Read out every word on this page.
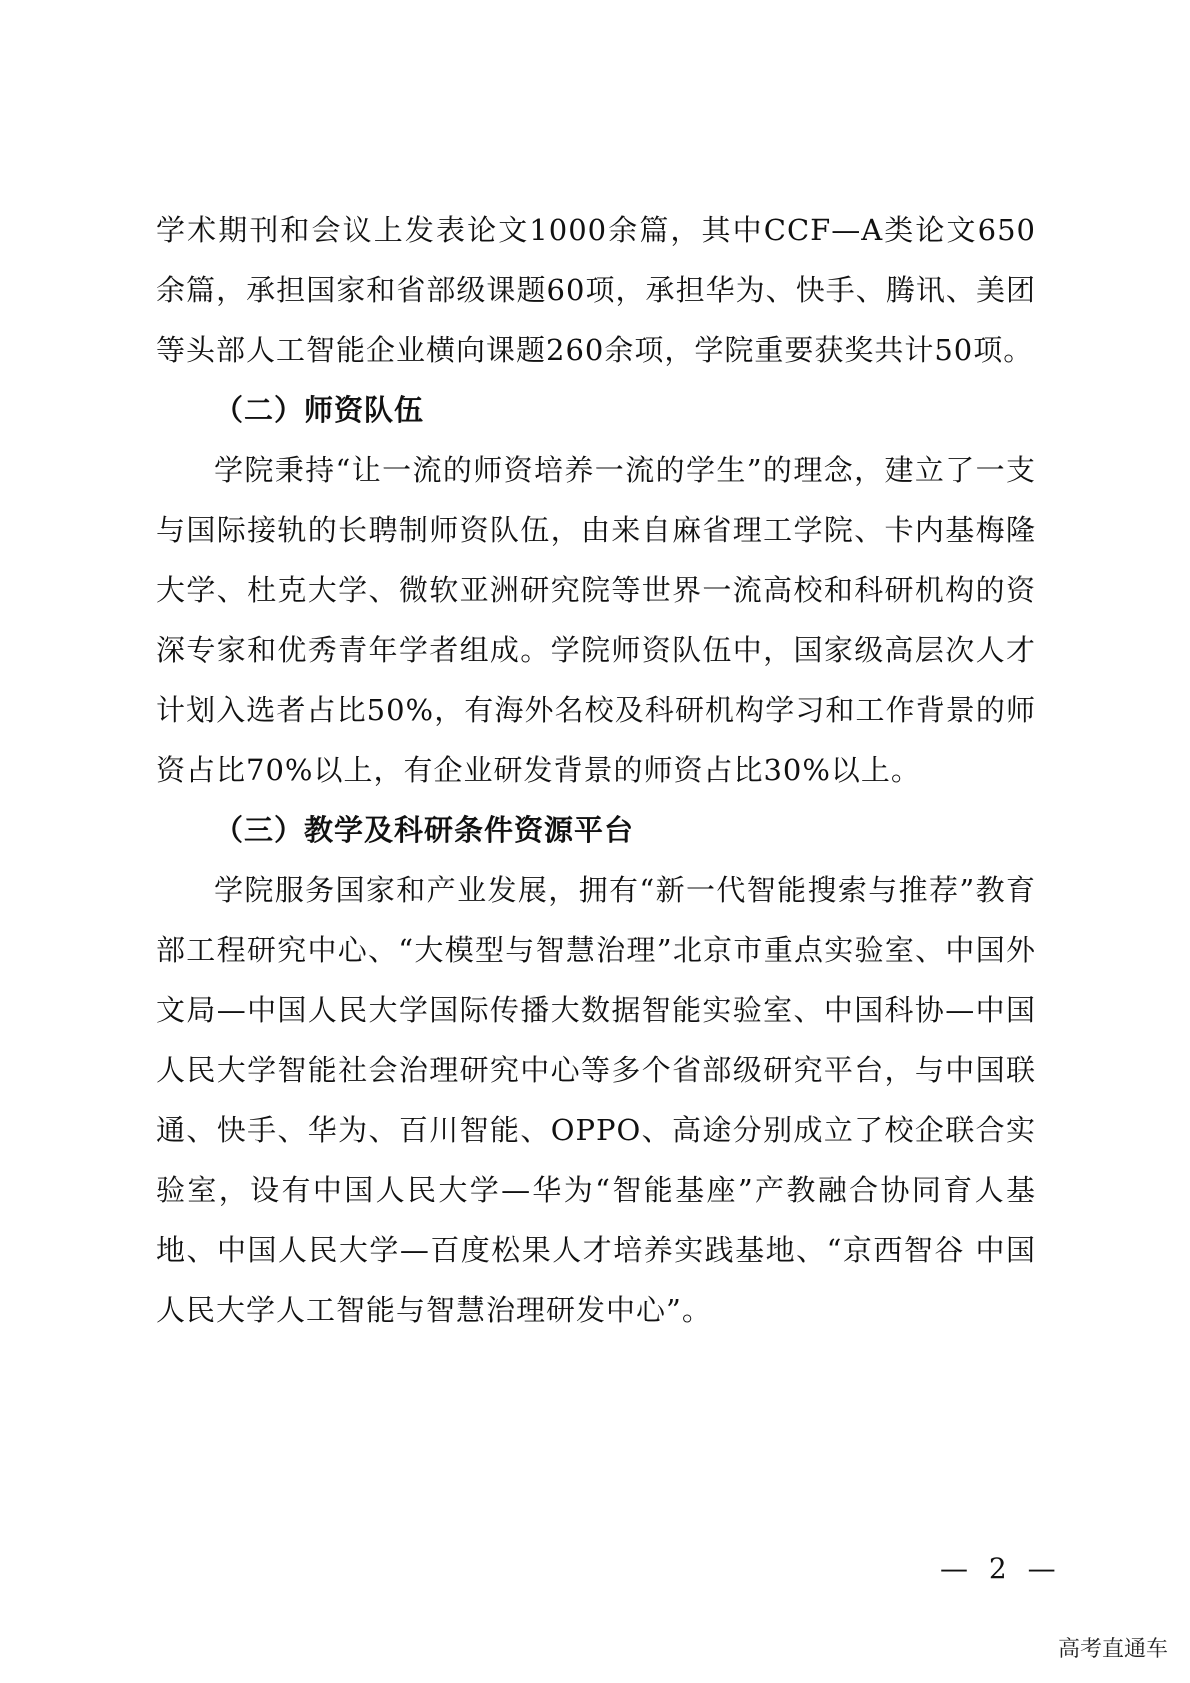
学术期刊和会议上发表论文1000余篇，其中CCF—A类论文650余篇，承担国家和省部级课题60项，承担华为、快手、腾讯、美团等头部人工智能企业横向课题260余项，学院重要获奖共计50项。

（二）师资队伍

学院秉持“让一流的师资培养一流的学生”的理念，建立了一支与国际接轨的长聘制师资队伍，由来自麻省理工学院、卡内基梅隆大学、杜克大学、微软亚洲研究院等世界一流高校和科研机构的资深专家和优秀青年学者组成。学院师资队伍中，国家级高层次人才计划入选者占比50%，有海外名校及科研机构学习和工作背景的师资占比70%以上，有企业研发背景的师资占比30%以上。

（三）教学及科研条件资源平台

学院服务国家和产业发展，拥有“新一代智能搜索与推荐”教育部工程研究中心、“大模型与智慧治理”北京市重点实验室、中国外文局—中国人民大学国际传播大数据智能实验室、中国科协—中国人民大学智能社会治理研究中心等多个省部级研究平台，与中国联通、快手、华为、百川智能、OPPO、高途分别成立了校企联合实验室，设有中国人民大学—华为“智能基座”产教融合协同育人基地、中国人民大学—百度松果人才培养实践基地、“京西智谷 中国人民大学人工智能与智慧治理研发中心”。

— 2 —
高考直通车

==

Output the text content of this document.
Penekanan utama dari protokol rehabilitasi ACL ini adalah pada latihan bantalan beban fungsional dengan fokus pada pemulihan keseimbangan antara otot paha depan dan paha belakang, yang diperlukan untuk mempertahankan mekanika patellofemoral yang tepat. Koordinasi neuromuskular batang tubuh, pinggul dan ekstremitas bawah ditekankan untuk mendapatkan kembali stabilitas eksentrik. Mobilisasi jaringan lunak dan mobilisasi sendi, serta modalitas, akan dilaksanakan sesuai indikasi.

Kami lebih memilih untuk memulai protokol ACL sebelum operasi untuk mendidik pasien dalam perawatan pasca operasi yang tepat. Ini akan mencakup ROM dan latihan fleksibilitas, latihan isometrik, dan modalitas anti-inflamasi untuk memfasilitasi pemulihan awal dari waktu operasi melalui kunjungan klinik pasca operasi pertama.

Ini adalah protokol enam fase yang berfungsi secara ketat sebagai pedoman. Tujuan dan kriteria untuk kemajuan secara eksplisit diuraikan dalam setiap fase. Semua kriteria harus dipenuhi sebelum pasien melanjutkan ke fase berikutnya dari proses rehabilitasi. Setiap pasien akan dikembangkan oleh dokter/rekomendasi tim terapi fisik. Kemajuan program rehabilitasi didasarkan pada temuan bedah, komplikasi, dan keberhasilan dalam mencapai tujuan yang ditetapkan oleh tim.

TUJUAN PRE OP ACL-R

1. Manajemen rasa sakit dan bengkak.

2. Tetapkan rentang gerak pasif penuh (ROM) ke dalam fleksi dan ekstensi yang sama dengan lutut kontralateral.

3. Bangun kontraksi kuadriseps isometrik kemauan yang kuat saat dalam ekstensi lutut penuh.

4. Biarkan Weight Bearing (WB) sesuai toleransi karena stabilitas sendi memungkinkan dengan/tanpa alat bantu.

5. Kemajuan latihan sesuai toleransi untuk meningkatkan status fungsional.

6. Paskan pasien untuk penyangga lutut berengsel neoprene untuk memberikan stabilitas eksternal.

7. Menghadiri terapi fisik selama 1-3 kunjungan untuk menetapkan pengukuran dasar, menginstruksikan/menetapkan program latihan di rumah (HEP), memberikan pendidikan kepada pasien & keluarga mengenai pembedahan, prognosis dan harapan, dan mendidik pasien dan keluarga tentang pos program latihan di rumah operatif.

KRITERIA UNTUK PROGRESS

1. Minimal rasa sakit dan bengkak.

• **Instruction**:
Each line in the listing above that contains "tepat" should be copied.

• **Solution for this task**:
Penekanan utama dari protokol rehabilitasi ACL ini adalah pada latihan bantalan beban fungsional dengan fokus pada pemulihan keseimbangan antara otot paha depan dan paha belakang, yang diperlukan untuk mempertahankan mekanika patellofemoral yang tepat. Koordinasi neuromuskular batang tubuh, pinggul dan ekstremitas bawah ditekankan untuk mendapatkan kembali stabilitas eksentrik. Mobilisasi jaringan lunak dan mobilisasi sendi, serta modalitas, akan dilaksanakan sesuai indikasi.
Kami lebih memilih untuk memulai protokol ACL sebelum operasi untuk mendidik pasien dalam perawatan pasca operasi yang tepat. Ini akan mencakup ROM dan latihan fleksibilitas, latihan isometrik, dan modalitas anti-inflamasi untuk memfasilitasi pemulihan awal dari waktu operasi melalui kunjungan klinik pasca operasi pertama.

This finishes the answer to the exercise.